RECORDS FOR THE TASK =
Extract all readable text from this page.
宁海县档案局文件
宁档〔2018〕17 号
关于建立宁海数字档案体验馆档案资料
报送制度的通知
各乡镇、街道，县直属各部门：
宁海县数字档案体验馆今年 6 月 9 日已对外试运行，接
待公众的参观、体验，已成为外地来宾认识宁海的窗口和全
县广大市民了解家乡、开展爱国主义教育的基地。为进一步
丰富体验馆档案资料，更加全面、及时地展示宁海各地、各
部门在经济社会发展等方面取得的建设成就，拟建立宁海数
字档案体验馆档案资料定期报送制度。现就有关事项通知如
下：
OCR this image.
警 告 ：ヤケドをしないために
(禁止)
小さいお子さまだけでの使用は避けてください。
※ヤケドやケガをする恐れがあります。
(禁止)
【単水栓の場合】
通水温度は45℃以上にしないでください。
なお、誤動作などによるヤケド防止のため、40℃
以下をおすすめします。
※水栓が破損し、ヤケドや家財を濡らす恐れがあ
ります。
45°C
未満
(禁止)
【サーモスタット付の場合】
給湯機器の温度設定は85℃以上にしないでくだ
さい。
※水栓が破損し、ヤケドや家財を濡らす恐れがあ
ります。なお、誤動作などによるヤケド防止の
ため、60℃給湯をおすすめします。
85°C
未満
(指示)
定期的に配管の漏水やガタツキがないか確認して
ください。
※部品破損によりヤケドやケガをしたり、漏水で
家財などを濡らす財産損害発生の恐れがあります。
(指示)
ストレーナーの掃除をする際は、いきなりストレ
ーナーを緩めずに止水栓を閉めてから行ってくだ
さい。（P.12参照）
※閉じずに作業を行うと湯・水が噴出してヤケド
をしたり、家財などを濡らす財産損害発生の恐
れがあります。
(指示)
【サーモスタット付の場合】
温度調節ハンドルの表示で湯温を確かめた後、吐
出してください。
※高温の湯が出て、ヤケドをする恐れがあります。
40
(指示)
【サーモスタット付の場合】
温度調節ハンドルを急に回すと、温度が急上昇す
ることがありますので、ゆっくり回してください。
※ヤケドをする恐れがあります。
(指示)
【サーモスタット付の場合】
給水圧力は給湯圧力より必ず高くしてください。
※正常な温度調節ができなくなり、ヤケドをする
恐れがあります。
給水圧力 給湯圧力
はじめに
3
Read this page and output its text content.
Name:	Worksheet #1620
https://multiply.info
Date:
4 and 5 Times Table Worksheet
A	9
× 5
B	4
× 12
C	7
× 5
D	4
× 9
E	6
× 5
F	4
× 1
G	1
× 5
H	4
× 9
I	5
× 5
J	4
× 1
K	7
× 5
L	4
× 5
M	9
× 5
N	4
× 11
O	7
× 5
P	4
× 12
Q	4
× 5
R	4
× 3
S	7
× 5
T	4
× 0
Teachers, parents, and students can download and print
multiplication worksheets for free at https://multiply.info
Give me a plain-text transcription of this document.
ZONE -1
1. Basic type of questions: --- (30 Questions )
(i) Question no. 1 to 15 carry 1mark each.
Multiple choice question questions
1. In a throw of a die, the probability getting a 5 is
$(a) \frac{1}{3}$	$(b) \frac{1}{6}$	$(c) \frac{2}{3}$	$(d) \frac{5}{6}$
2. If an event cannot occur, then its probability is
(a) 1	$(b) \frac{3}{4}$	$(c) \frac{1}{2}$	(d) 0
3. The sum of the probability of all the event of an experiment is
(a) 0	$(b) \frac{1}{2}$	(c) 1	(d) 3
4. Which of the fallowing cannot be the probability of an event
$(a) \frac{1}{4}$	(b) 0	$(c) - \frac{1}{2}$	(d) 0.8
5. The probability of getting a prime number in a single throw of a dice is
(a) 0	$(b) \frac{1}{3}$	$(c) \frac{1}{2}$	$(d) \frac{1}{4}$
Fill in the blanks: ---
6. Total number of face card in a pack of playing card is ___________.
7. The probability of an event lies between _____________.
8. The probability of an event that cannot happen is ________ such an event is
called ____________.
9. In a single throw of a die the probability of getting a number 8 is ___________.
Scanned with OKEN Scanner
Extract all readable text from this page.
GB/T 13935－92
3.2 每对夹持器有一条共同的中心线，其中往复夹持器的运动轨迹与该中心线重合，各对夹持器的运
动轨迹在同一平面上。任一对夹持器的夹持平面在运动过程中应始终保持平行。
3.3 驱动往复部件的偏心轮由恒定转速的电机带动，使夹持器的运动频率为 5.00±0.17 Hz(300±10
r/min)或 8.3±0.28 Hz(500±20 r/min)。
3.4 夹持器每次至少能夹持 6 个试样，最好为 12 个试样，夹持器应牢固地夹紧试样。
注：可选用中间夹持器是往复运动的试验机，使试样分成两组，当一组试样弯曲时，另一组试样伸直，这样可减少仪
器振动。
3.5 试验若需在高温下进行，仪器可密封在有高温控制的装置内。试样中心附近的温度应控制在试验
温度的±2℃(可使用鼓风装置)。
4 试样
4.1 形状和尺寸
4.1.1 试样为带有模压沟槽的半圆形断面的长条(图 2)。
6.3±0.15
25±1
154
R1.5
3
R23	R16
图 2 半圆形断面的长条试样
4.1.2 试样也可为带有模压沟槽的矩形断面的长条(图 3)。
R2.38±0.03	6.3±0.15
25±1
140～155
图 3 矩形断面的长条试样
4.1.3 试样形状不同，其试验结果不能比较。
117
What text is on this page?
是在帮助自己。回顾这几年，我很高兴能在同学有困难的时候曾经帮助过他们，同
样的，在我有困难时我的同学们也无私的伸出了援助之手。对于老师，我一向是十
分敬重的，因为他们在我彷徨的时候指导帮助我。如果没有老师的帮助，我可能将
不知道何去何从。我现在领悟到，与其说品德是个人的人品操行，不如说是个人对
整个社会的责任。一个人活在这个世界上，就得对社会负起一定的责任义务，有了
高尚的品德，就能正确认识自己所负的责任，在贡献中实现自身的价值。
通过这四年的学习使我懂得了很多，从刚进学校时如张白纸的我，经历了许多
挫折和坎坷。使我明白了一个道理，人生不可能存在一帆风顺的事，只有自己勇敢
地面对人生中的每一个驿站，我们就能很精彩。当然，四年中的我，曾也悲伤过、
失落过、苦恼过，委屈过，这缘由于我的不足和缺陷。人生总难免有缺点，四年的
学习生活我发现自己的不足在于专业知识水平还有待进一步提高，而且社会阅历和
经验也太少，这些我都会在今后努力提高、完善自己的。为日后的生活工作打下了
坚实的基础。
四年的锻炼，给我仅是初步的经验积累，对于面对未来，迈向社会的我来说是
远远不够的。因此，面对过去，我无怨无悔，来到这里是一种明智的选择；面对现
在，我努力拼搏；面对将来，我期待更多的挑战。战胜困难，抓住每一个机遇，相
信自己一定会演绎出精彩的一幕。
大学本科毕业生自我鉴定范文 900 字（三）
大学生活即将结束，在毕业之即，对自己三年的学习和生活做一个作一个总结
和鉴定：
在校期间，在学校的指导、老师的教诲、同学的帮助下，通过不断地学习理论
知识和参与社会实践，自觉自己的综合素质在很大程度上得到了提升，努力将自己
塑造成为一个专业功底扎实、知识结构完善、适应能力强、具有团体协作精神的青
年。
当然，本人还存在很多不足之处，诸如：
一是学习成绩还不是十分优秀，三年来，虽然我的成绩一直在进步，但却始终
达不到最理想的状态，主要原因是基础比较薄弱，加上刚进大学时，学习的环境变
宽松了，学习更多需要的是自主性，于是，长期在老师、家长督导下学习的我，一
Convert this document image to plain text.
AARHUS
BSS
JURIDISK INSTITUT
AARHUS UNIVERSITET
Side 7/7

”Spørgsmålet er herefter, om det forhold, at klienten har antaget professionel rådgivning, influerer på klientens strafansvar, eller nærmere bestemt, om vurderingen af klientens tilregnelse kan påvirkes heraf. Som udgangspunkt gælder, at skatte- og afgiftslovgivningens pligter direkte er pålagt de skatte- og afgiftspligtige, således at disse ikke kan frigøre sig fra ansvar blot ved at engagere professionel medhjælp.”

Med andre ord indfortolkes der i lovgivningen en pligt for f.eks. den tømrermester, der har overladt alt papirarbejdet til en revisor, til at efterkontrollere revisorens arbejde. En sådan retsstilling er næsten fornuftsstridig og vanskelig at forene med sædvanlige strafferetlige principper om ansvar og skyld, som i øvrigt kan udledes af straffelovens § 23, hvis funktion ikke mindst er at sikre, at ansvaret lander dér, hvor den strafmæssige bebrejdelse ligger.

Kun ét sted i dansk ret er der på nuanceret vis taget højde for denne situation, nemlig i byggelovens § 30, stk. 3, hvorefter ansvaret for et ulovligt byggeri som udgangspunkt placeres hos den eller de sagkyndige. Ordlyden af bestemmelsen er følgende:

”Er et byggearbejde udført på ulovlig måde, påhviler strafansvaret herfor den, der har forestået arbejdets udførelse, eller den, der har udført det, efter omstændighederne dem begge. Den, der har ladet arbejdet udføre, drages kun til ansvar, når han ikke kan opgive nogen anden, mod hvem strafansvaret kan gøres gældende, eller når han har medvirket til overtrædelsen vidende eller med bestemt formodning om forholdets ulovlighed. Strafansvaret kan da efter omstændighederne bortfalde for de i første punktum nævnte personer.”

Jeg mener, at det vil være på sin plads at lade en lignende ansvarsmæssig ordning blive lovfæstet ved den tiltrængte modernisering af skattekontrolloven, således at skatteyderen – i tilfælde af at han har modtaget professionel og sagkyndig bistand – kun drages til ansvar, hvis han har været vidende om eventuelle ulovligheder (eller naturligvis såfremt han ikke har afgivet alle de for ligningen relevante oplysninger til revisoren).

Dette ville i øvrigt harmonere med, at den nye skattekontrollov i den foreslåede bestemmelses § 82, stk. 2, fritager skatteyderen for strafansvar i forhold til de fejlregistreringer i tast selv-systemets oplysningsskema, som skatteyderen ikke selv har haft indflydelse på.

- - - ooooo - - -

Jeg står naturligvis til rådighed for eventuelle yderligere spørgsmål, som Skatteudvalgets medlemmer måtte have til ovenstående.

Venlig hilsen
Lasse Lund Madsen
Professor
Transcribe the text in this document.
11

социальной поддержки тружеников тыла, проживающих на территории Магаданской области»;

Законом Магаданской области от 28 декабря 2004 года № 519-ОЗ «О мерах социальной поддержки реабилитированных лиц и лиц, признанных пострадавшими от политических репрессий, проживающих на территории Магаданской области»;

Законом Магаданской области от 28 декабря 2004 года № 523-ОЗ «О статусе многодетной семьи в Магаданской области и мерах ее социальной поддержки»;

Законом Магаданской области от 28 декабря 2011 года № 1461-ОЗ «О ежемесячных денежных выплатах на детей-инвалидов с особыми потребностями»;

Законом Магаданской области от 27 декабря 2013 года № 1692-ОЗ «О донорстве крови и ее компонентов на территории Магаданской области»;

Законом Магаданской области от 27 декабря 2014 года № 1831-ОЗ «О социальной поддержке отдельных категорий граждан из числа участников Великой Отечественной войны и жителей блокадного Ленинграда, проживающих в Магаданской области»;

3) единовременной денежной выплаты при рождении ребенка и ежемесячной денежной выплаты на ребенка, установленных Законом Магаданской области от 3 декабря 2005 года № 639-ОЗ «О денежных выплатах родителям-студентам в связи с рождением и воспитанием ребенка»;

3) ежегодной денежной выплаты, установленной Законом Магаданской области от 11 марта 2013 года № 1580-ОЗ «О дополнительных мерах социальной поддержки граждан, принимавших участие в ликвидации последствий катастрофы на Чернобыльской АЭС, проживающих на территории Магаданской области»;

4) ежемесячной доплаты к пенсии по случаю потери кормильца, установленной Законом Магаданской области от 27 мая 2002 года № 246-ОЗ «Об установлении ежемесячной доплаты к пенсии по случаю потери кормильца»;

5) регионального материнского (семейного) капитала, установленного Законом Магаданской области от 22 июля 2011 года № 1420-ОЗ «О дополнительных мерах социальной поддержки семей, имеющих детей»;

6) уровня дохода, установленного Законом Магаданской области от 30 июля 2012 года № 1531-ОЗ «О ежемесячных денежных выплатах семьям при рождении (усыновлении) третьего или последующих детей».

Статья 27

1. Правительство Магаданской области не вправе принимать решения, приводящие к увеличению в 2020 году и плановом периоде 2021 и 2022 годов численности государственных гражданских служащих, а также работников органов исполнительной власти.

WHAT TO PRODUCE = Looking at the entries above, state how many lines contain "throw"; give the number alone.

RESULT OF THE EXERCISE = 3